» **What you need to do**: In full and without alteration, give the listing again.

» **Data for this task**:
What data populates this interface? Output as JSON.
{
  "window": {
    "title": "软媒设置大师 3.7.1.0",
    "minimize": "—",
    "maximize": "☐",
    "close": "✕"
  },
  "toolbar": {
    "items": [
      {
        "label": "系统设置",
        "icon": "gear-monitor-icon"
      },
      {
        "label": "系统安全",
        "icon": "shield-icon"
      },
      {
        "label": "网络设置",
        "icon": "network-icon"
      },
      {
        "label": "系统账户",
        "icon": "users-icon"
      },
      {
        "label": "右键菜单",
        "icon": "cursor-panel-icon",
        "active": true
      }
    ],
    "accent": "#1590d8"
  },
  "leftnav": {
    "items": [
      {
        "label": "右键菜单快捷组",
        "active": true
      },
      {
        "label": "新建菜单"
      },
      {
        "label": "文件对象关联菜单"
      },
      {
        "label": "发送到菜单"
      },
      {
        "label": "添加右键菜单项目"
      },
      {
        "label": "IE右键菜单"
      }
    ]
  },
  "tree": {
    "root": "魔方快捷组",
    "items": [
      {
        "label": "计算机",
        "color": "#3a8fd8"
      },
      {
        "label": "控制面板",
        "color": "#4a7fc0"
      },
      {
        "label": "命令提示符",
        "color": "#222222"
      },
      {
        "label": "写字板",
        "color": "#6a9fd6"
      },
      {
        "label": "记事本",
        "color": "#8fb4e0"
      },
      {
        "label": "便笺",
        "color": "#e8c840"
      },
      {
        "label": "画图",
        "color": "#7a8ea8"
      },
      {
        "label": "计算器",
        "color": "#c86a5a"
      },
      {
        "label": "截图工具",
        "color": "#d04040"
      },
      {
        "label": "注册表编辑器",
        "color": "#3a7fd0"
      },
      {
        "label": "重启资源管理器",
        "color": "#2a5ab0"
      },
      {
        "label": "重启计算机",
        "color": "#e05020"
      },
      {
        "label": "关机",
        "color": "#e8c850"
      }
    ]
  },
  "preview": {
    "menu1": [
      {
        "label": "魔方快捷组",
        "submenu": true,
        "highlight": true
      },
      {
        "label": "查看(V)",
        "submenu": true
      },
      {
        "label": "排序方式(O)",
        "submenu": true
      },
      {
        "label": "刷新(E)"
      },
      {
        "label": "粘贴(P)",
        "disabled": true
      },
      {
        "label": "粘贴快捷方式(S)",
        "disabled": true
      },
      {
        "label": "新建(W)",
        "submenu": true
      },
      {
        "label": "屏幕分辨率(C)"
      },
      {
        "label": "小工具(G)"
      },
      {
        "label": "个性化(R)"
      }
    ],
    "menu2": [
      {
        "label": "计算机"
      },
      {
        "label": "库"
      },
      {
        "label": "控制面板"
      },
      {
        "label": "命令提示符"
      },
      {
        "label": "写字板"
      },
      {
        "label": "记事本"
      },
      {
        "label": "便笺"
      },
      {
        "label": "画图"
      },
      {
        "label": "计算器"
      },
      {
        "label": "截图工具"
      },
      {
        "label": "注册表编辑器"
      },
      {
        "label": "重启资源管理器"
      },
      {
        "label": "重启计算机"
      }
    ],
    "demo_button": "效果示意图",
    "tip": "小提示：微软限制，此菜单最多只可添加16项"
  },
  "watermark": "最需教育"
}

» **Complete output**:
What data populates this interface? Output as JSON.
{
  "window": {
    "title": "软媒设置大师 3.7.1.0",
    "minimize": "—",
    "maximize": "☐",
    "close": "✕"
  },
  "toolbar": {
    "items": [
      {
        "label": "系统设置",
        "icon": "gear-monitor-icon"
      },
      {
        "label": "系统安全",
        "icon": "shield-icon"
      },
      {
        "label": "网络设置",
        "icon": "network-icon"
      },
      {
        "label": "系统账户",
        "icon": "users-icon"
      },
      {
        "label": "右键菜单",
        "icon": "cursor-panel-icon",
        "active": true
      }
    ],
    "accent": "#1590d8"
  },
  "leftnav": {
    "items": [
      {
        "label": "右键菜单快捷组",
        "active": true
      },
      {
        "label": "新建菜单"
      },
      {
        "label": "文件对象关联菜单"
      },
      {
        "label": "发送到菜单"
      },
      {
        "label": "添加右键菜单项目"
      },
      {
        "label": "IE右键菜单"
      }
    ]
  },
  "tree": {
    "root": "魔方快捷组",
    "items": [
      {
        "label": "计算机",
        "color": "#3a8fd8"
      },
      {
        "label": "控制面板",
        "color": "#4a7fc0"
      },
      {
        "label": "命令提示符",
        "color": "#222222"
      },
      {
        "label": "写字板",
        "color": "#6a9fd6"
      },
      {
        "label": "记事本",
        "color": "#8fb4e0"
      },
      {
        "label": "便笺",
        "color": "#e8c840"
      },
      {
        "label": "画图",
        "color": "#7a8ea8"
      },
      {
        "label": "计算器",
        "color": "#c86a5a"
      },
      {
        "label": "截图工具",
        "color": "#d04040"
      },
      {
        "label": "注册表编辑器",
        "color": "#3a7fd0"
      },
      {
        "label": "重启资源管理器",
        "color": "#2a5ab0"
      },
      {
        "label": "重启计算机",
        "color": "#e05020"
      },
      {
        "label": "关机",
        "color": "#e8c850"
      }
    ]
  },
  "preview": {
    "menu1": [
      {
        "label": "魔方快捷组",
        "submenu": true,
        "highlight": true
      },
      {
        "label": "查看(V)",
        "submenu": true
      },
      {
        "label": "排序方式(O)",
        "submenu": true
      },
      {
        "label": "刷新(E)"
      },
      {
        "label": "粘贴(P)",
        "disabled": true
      },
      {
        "label": "粘贴快捷方式(S)",
        "disabled": true
      },
      {
        "label": "新建(W)",
        "submenu": true
      },
      {
        "label": "屏幕分辨率(C)"
      },
      {
        "label": "小工具(G)"
      },
      {
        "label": "个性化(R)"
      }
    ],
    "menu2": [
      {
        "label": "计算机"
      },
      {
        "label": "库"
      },
      {
        "label": "控制面板"
      },
      {
        "label": "命令提示符"
      },
      {
        "label": "写字板"
      },
      {
        "label": "记事本"
      },
      {
        "label": "便笺"
      },
      {
        "label": "画图"
      },
      {
        "label": "计算器"
      },
      {
        "label": "截图工具"
      },
      {
        "label": "注册表编辑器"
      },
      {
        "label": "重启资源管理器"
      },
      {
        "label": "重启计算机"
      }
    ],
    "demo_button": "效果示意图",
    "tip": "小提示：微软限制，此菜单最多只可添加16项"
  },
  "watermark": "最需教育"
}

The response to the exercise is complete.